Assignment:
Find the lines in the records that carry the word "receptor". Copy each one.

(Items from a figure collection)
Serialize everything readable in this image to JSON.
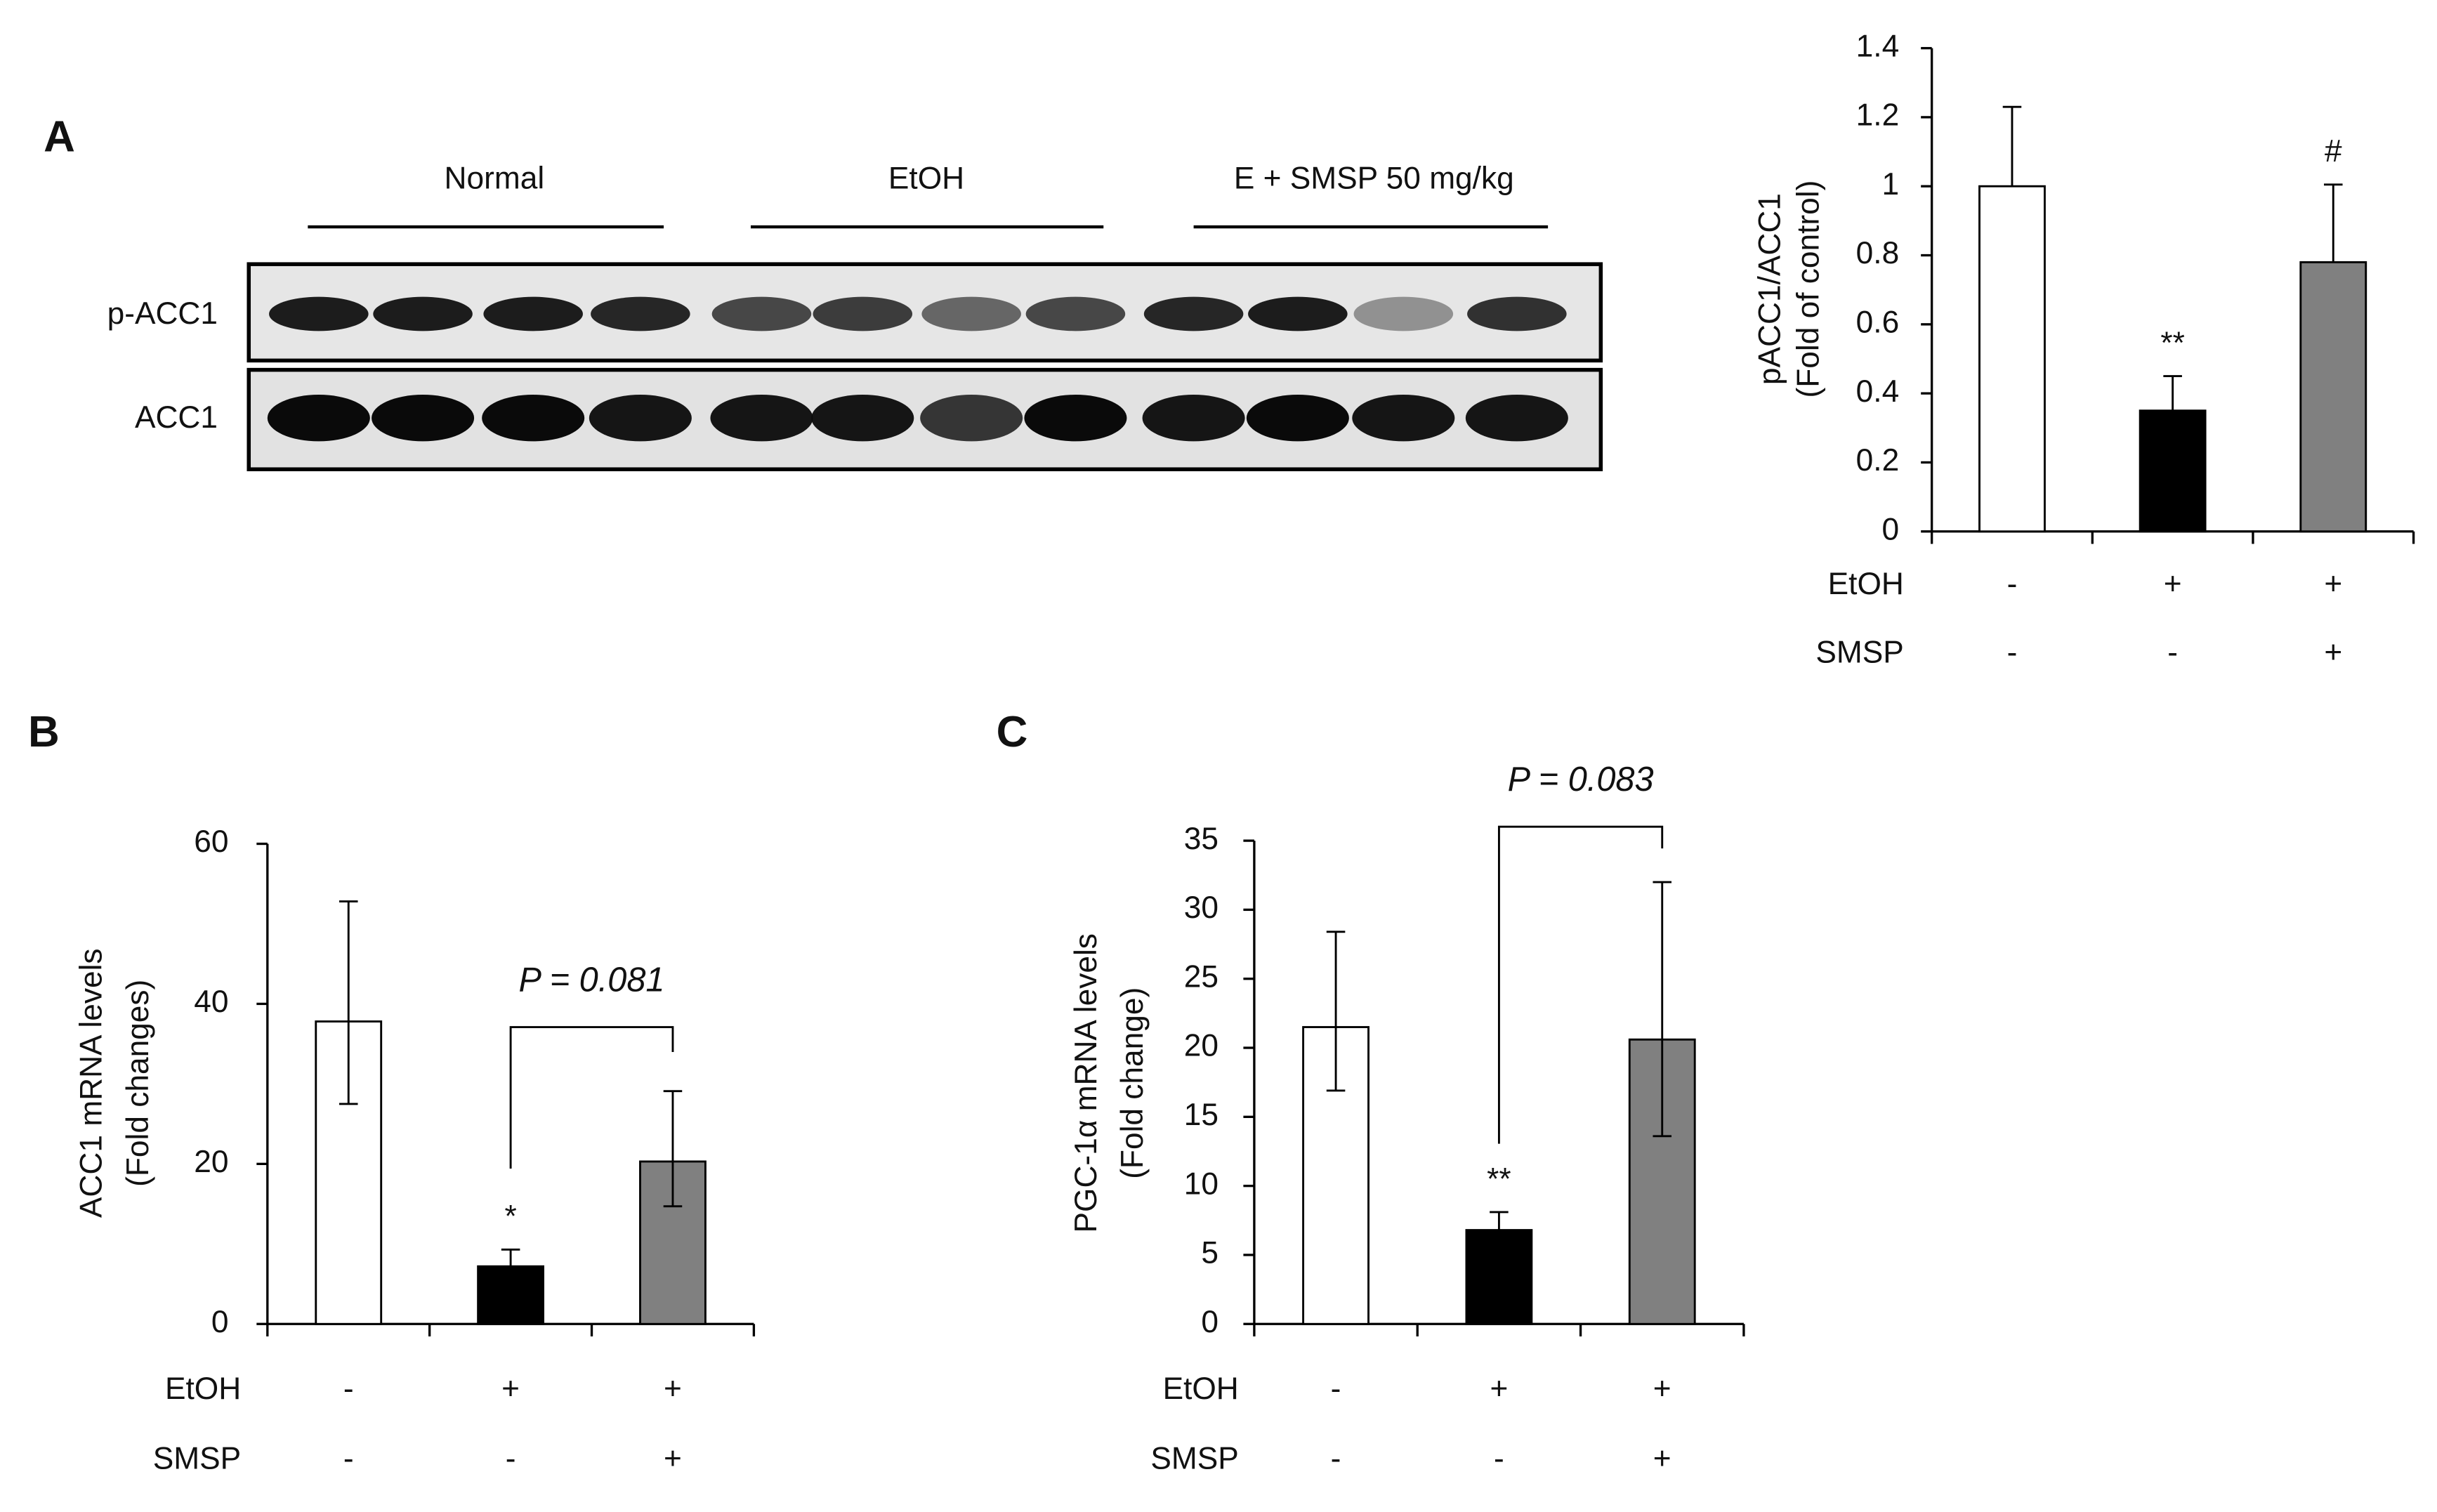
{
  "panels": [
    "A",
    "B",
    "C"
  ],
  "blot": {
    "groups": [
      "Normal",
      "EtOH",
      "E + SMSP 50 mg/kg"
    ],
    "rows": [
      "p-ACC1",
      "ACC1"
    ]
  },
  "chart_data": [
    {
      "type": "bar",
      "ylabel": [
        "pACC1/ACC1",
        "(Fold of control)"
      ],
      "values": [
        1.0,
        0.35,
        0.78
      ],
      "errors": [
        0.23,
        0.1,
        0.225
      ],
      "colors": [
        "#ffffff",
        "#000000",
        "#808080"
      ],
      "significance": [
        null,
        "**",
        "#"
      ],
      "ylim": [
        0,
        1.4
      ],
      "yticks": [
        0,
        0.2,
        0.4,
        0.6,
        0.8,
        1,
        1.2,
        1.4
      ],
      "treatments": [
        {
          "name": "EtOH",
          "signs": [
            "-",
            "+",
            "+"
          ]
        },
        {
          "name": "SMSP",
          "signs": [
            "-",
            "-",
            "+"
          ]
        }
      ]
    },
    {
      "type": "bar",
      "ylabel": [
        "ACC1 mRNA levels",
        "(Fold changes)"
      ],
      "values": [
        37.8,
        7.2,
        20.3
      ],
      "errors": [
        [
          10.3,
          15
        ],
        [
          2.1,
          2.1
        ],
        [
          5.6,
          8.8
        ]
      ],
      "colors": [
        "#ffffff",
        "#000000",
        "#808080"
      ],
      "significance": [
        null,
        "*",
        null
      ],
      "p_label": "P = 0.081",
      "ylim": [
        0,
        60
      ],
      "yticks": [
        0,
        20,
        40,
        60
      ],
      "treatments": [
        {
          "name": "EtOH",
          "signs": [
            "-",
            "+",
            "+"
          ]
        },
        {
          "name": "SMSP",
          "signs": [
            "-",
            "-",
            "+"
          ]
        }
      ]
    },
    {
      "type": "bar",
      "ylabel": [
        "PGC-1α mRNA levels",
        "(Fold change)"
      ],
      "values": [
        21.5,
        6.8,
        20.6
      ],
      "errors": [
        [
          4.6,
          6.9
        ],
        [
          1.3,
          1.3
        ],
        [
          7,
          11.4
        ]
      ],
      "colors": [
        "#ffffff",
        "#000000",
        "#808080"
      ],
      "significance": [
        null,
        "**",
        null
      ],
      "p_label": "P = 0.083",
      "ylim": [
        0,
        35
      ],
      "yticks": [
        0,
        5,
        10,
        15,
        20,
        25,
        30,
        35
      ],
      "treatments": [
        {
          "name": "EtOH",
          "signs": [
            "-",
            "+",
            "+"
          ]
        },
        {
          "name": "SMSP",
          "signs": [
            "-",
            "-",
            "+"
          ]
        }
      ]
    }
  ]
}
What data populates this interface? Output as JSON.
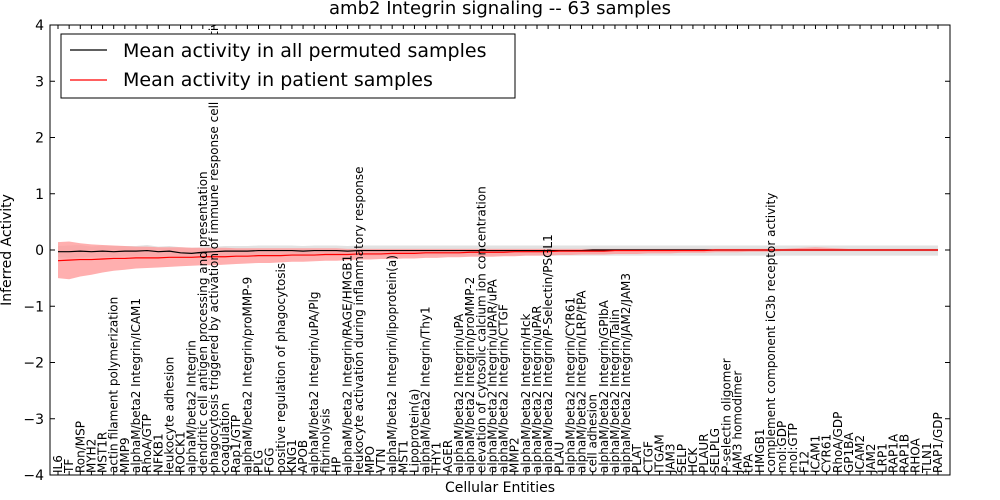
{
  "chart_data": {
    "type": "line",
    "title": "amb2 Integrin signaling -- 63 samples",
    "xlabel": "Cellular Entities",
    "ylabel": "Inferred Activity",
    "ylim": [
      -4,
      4
    ],
    "yticks": [
      -4,
      -3,
      -2,
      -1,
      0,
      1,
      2,
      3,
      4
    ],
    "legend_position": "top-left",
    "grid": false,
    "categories": [
      "IL6",
      "TF",
      "Ron/MSP",
      "MYH2",
      "MST1R",
      "actin filament polymerization",
      "MMP9",
      "alphaM/beta2 Integrin/ICAM1",
      "RhoA/GTP",
      "NFKB1",
      "leukocyte adhesion",
      "ROCK1",
      "alphaM/beta2 Integrin",
      "dendritic cell antigen processing and presentation",
      "phagocytosis triggered by activation of immune response cell surface activating receptor",
      "coagulation",
      "Rap1/GTP",
      "alphaM/beta2 Integrin/proMMP-9",
      "PLG",
      "FGG",
      "positive regulation of phagocytosis",
      "KNG1",
      "APOB",
      "alphaM/beta2 Integrin/uPA/Plg",
      "fibrinolysis",
      "HP",
      "alphaM/beta2 Integrin/RAGE/HMGB1",
      "leukocyte activation during inflammatory response",
      "MPO",
      "VTN",
      "alphaM/beta2 Integrin/lipoprotein(a)",
      "MST1",
      "Lipoprotein(a)",
      "alphaM/beta2 Integrin/Thy1",
      "THY1",
      "AGER",
      "alphaM/beta2 Integrin/uPA",
      "alphaM/beta2 Integrin/proMMP-2",
      "elevation of cytosolic calcium ion concentration",
      "alphaM/beta2 Integrin/uPAR/uPA",
      "alphaM/beta2 Integrin/CTGF",
      "MMP2",
      "alphaM/beta2 Integrin/Hck",
      "alphaM/beta2 Integrin/uPAR",
      "alphaM/beta2 Integrin/P-Selectin/PSGL1",
      "PLAU",
      "alphaM/beta2 Integrin/CYR61",
      "alphaM/beta2 Integrin/LRP/tPA",
      "cell adhesion",
      "alphaM/beta2 Integrin/GPIbA",
      "alphaM/beta2 Integrin/Talin",
      "alphaM/beta2 Integrin/JAM2/JAM3",
      "PLAT",
      "CTGF",
      "ITGAM",
      "JAM3",
      "SELP",
      "HCK",
      "PLAUR",
      "SELPLG",
      "P-selectin oligomer",
      "JAM3 homodimer",
      "tPA",
      "HMGB1",
      "complement component iC3b receptor activity",
      "mol:GDP",
      "mol:GTP",
      "F12",
      "ICAM1",
      "CYR61",
      "RhoA/GDP",
      "GP1BA",
      "ICAM2",
      "JAM2",
      "LRP1",
      "RAP1A",
      "RAP1B",
      "RHOA",
      "TLN1",
      "RAP1/GDP"
    ],
    "series": [
      {
        "name": "Mean activity in all permuted samples",
        "color": "#000000",
        "band_color": "#bfbfbf",
        "values": [
          -0.03,
          -0.03,
          -0.02,
          -0.03,
          -0.02,
          -0.03,
          -0.02,
          -0.02,
          -0.01,
          -0.03,
          -0.02,
          -0.05,
          -0.06,
          -0.04,
          -0.03,
          -0.02,
          -0.02,
          -0.02,
          -0.01,
          -0.01,
          -0.01,
          -0.01,
          -0.02,
          -0.01,
          -0.01,
          -0.01,
          -0.02,
          -0.01,
          -0.01,
          -0.01,
          -0.01,
          -0.01,
          -0.01,
          -0.01,
          -0.01,
          -0.01,
          -0.01,
          -0.01,
          -0.01,
          -0.01,
          -0.01,
          -0.01,
          -0.01,
          -0.01,
          -0.01,
          -0.01,
          -0.01,
          -0.01,
          0.0,
          0.0,
          0.0,
          0.0,
          0.0,
          0.0,
          0.0,
          0.0,
          0.0,
          0.0,
          0.0,
          0.0,
          0.0,
          0.0,
          0.0,
          0.0,
          0.0,
          0.0,
          0.0,
          0.0,
          0.0,
          0.0,
          0.0,
          0.0,
          0.0,
          0.0,
          0.0,
          0.0,
          0.0,
          0.0,
          0.0,
          0.0
        ],
        "lower": [
          -0.13,
          -0.14,
          -0.13,
          -0.12,
          -0.12,
          -0.12,
          -0.11,
          -0.11,
          -0.11,
          -0.12,
          -0.11,
          -0.13,
          -0.14,
          -0.12,
          -0.12,
          -0.11,
          -0.11,
          -0.11,
          -0.1,
          -0.1,
          -0.1,
          -0.1,
          -0.1,
          -0.1,
          -0.1,
          -0.1,
          -0.1,
          -0.1,
          -0.1,
          -0.1,
          -0.1,
          -0.1,
          -0.1,
          -0.1,
          -0.1,
          -0.1,
          -0.1,
          -0.1,
          -0.1,
          -0.1,
          -0.1,
          -0.1,
          -0.1,
          -0.1,
          -0.1,
          -0.1,
          -0.1,
          -0.1,
          -0.1,
          -0.1,
          -0.1,
          -0.1,
          -0.1,
          -0.1,
          -0.1,
          -0.1,
          -0.1,
          -0.1,
          -0.1,
          -0.1,
          -0.1,
          -0.1,
          -0.1,
          -0.1,
          -0.1,
          -0.1,
          -0.1,
          -0.1,
          -0.1,
          -0.1,
          -0.1,
          -0.1,
          -0.1,
          -0.1,
          -0.1,
          -0.1,
          -0.1,
          -0.1,
          -0.1,
          -0.1
        ],
        "upper": [
          0.07,
          0.08,
          0.09,
          0.06,
          0.08,
          0.07,
          0.07,
          0.07,
          0.09,
          0.06,
          0.07,
          0.05,
          0.04,
          0.05,
          0.06,
          0.07,
          0.07,
          0.07,
          0.08,
          0.08,
          0.08,
          0.08,
          0.07,
          0.08,
          0.08,
          0.08,
          0.07,
          0.08,
          0.08,
          0.08,
          0.08,
          0.08,
          0.08,
          0.08,
          0.08,
          0.08,
          0.08,
          0.08,
          0.08,
          0.08,
          0.08,
          0.08,
          0.08,
          0.08,
          0.08,
          0.08,
          0.08,
          0.08,
          0.08,
          0.08,
          0.08,
          0.08,
          0.08,
          0.08,
          0.08,
          0.08,
          0.08,
          0.08,
          0.08,
          0.08,
          0.08,
          0.08,
          0.08,
          0.08,
          0.08,
          0.08,
          0.08,
          0.08,
          0.08,
          0.08,
          0.08,
          0.08,
          0.08,
          0.08,
          0.08,
          0.08,
          0.08,
          0.08,
          0.08,
          0.08
        ]
      },
      {
        "name": "Mean activity in patient samples",
        "color": "#ff0000",
        "band_color": "#ff9b9b",
        "values": [
          -0.19,
          -0.18,
          -0.17,
          -0.17,
          -0.16,
          -0.15,
          -0.15,
          -0.14,
          -0.14,
          -0.14,
          -0.13,
          -0.13,
          -0.13,
          -0.12,
          -0.12,
          -0.12,
          -0.11,
          -0.11,
          -0.1,
          -0.1,
          -0.1,
          -0.09,
          -0.09,
          -0.09,
          -0.08,
          -0.08,
          -0.08,
          -0.07,
          -0.07,
          -0.07,
          -0.06,
          -0.06,
          -0.06,
          -0.05,
          -0.05,
          -0.05,
          -0.05,
          -0.04,
          -0.04,
          -0.04,
          -0.04,
          -0.03,
          -0.03,
          -0.03,
          -0.03,
          -0.02,
          -0.02,
          -0.02,
          -0.02,
          -0.02,
          -0.01,
          -0.01,
          -0.01,
          -0.01,
          -0.01,
          -0.01,
          -0.01,
          -0.01,
          -0.01,
          0.0,
          0.0,
          0.0,
          0.0,
          0.0,
          0.0,
          0.0,
          0.0,
          0.0,
          0.0,
          0.0,
          0.0,
          0.0,
          0.0,
          0.0,
          0.0,
          0.0,
          0.0,
          0.0,
          0.0,
          0.0
        ],
        "lower": [
          -0.5,
          -0.52,
          -0.47,
          -0.44,
          -0.4,
          -0.37,
          -0.35,
          -0.33,
          -0.32,
          -0.31,
          -0.3,
          -0.29,
          -0.28,
          -0.27,
          -0.27,
          -0.26,
          -0.25,
          -0.24,
          -0.23,
          -0.23,
          -0.22,
          -0.21,
          -0.21,
          -0.2,
          -0.19,
          -0.19,
          -0.18,
          -0.17,
          -0.17,
          -0.16,
          -0.16,
          -0.15,
          -0.15,
          -0.14,
          -0.14,
          -0.13,
          -0.13,
          -0.12,
          -0.12,
          -0.12,
          -0.11,
          -0.11,
          -0.1,
          -0.1,
          -0.1,
          -0.09,
          -0.09,
          -0.08,
          -0.08,
          -0.08,
          -0.07,
          -0.07,
          -0.07,
          -0.06,
          -0.06,
          -0.06,
          -0.05,
          -0.05,
          -0.05,
          -0.04,
          -0.04,
          -0.04,
          -0.03,
          -0.03,
          -0.03,
          -0.02,
          -0.02,
          -0.02,
          -0.02,
          -0.02,
          -0.02,
          -0.02,
          -0.02,
          -0.02,
          -0.02,
          -0.02,
          -0.02,
          -0.02,
          -0.02,
          -0.02
        ],
        "upper": [
          0.14,
          0.15,
          0.12,
          0.1,
          0.09,
          0.08,
          0.07,
          0.06,
          0.06,
          0.05,
          0.05,
          0.05,
          0.04,
          0.04,
          0.04,
          0.04,
          0.03,
          0.03,
          0.03,
          0.03,
          0.03,
          0.03,
          0.03,
          0.03,
          0.03,
          0.03,
          0.02,
          0.02,
          0.02,
          0.02,
          0.02,
          0.02,
          0.02,
          0.02,
          0.02,
          0.02,
          0.02,
          0.02,
          0.02,
          0.02,
          0.02,
          0.02,
          0.02,
          0.02,
          0.02,
          0.02,
          0.02,
          0.02,
          0.02,
          0.02,
          0.02,
          0.02,
          0.02,
          0.02,
          0.02,
          0.02,
          0.02,
          0.02,
          0.02,
          0.02,
          0.02,
          0.02,
          0.02,
          0.02,
          0.02,
          0.02,
          0.03,
          0.04,
          0.05,
          0.04,
          0.03,
          0.02,
          0.02,
          0.02,
          0.02,
          0.02,
          0.02,
          0.02,
          0.02,
          0.02
        ]
      }
    ]
  }
}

Exercise result:
      "phagocytosis triggered by activation of immune response cell surface activating receptor",
      "complement component iC3b receptor activity",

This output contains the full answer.